WORK TO BE COMPLETED: Copy exactly the stretch of lines from the one holding "Convert this screenshot" through the last line of the data below, inclusive. Leave out pictures.

INPUT MATERIAL:
= = = =
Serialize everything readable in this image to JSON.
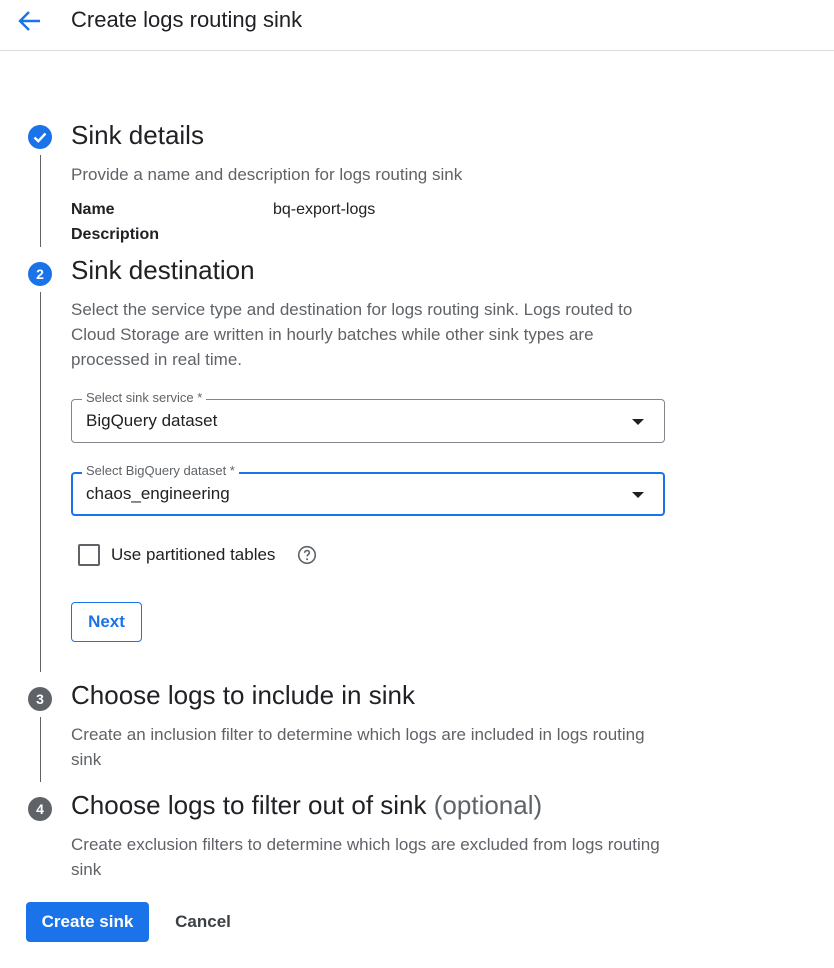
{
  "header": {
    "title": "Create logs routing sink",
    "back_icon": "arrow-back-icon"
  },
  "colors": {
    "accent": "#1a73e8",
    "step_inactive": "#5f6368",
    "text": "#202124",
    "muted": "#5f6368"
  },
  "steps": [
    {
      "icon": "check-circle-icon",
      "title": "Sink details",
      "description": "Provide a name and description for logs routing sink",
      "fields": [
        {
          "key": "Name",
          "value": "bq-export-logs"
        },
        {
          "key": "Description",
          "value": ""
        }
      ]
    },
    {
      "number": "2",
      "title": "Sink destination",
      "description": "Select the service type and destination for logs routing sink. Logs routed to Cloud Storage are written in hourly batches while other sink types are processed in real time.",
      "sink_service": {
        "label": "Select sink service *",
        "value": "BigQuery dataset"
      },
      "bigquery_dataset": {
        "label": "Select BigQuery dataset *",
        "value": "chaos_engineering"
      },
      "partitioned": {
        "label": "Use partitioned tables",
        "checked": false,
        "help_icon": "help-circle-icon"
      },
      "next_label": "Next"
    },
    {
      "number": "3",
      "title": "Choose logs to include in sink",
      "description": "Create an inclusion filter to determine which logs are included in logs routing sink"
    },
    {
      "number": "4",
      "title": "Choose logs to filter out of sink",
      "optional": "(optional)",
      "description": "Create exclusion filters to determine which logs are excluded from logs routing sink"
    }
  ],
  "footer": {
    "create_label": "Create sink",
    "cancel_label": "Cancel"
  }
}
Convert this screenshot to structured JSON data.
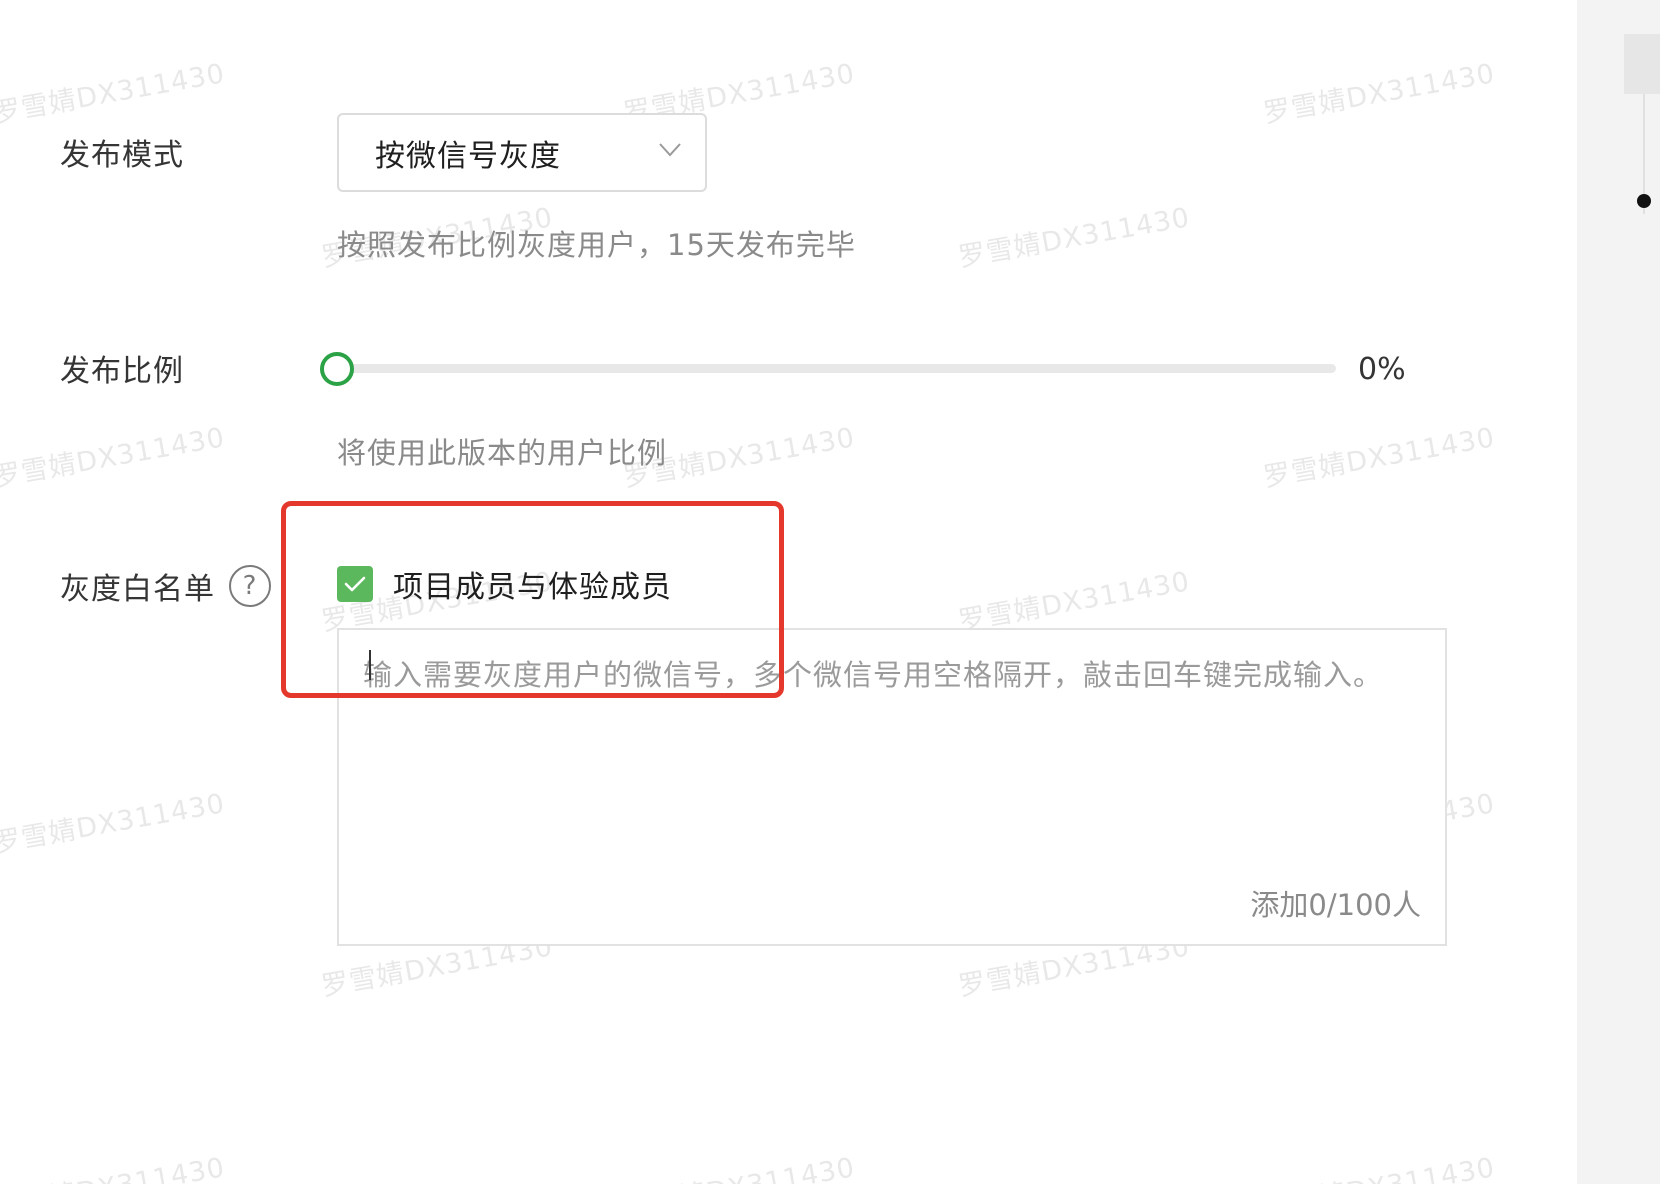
{
  "watermark_text": "罗雪婧DX311430",
  "publish_mode": {
    "label": "发布模式",
    "selected_value": "按微信号灰度",
    "hint": "按照发布比例灰度用户，15天发布完毕"
  },
  "publish_ratio": {
    "label": "发布比例",
    "value": 0,
    "value_text": "0%",
    "hint": "将使用此版本的用户比例"
  },
  "gray_whitelist": {
    "label": "灰度白名单",
    "help_symbol": "?",
    "checkbox": {
      "label": "项目成员与体验成员",
      "checked": true
    },
    "textarea": {
      "placeholder": "输入需要灰度用户的微信号，多个微信号用空格隔开，敲击回车键完成输入。",
      "value": "",
      "counter": "添加0/100人"
    }
  },
  "colors": {
    "accent_green": "#5cb85c",
    "slider_handle_border": "#2ba245",
    "annotation_red": "#e5382c"
  }
}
= = = =
RESULT OF THIS TASK:
Convert this screenshot to structured JSON data.
{
  "watermark_text": "罗雪婧DX311430",
  "publish_mode": {
    "label": "发布模式",
    "selected_value": "按微信号灰度",
    "hint": "按照发布比例灰度用户，15天发布完毕"
  },
  "publish_ratio": {
    "label": "发布比例",
    "value": 0,
    "value_text": "0%",
    "hint": "将使用此版本的用户比例"
  },
  "gray_whitelist": {
    "label": "灰度白名单",
    "help_symbol": "?",
    "checkbox": {
      "label": "项目成员与体验成员",
      "checked": true
    },
    "textarea": {
      "placeholder": "输入需要灰度用户的微信号，多个微信号用空格隔开，敲击回车键完成输入。",
      "value": "",
      "counter": "添加0/100人"
    }
  },
  "colors": {
    "accent_green": "#5cb85c",
    "slider_handle_border": "#2ba245",
    "annotation_red": "#e5382c"
  }
}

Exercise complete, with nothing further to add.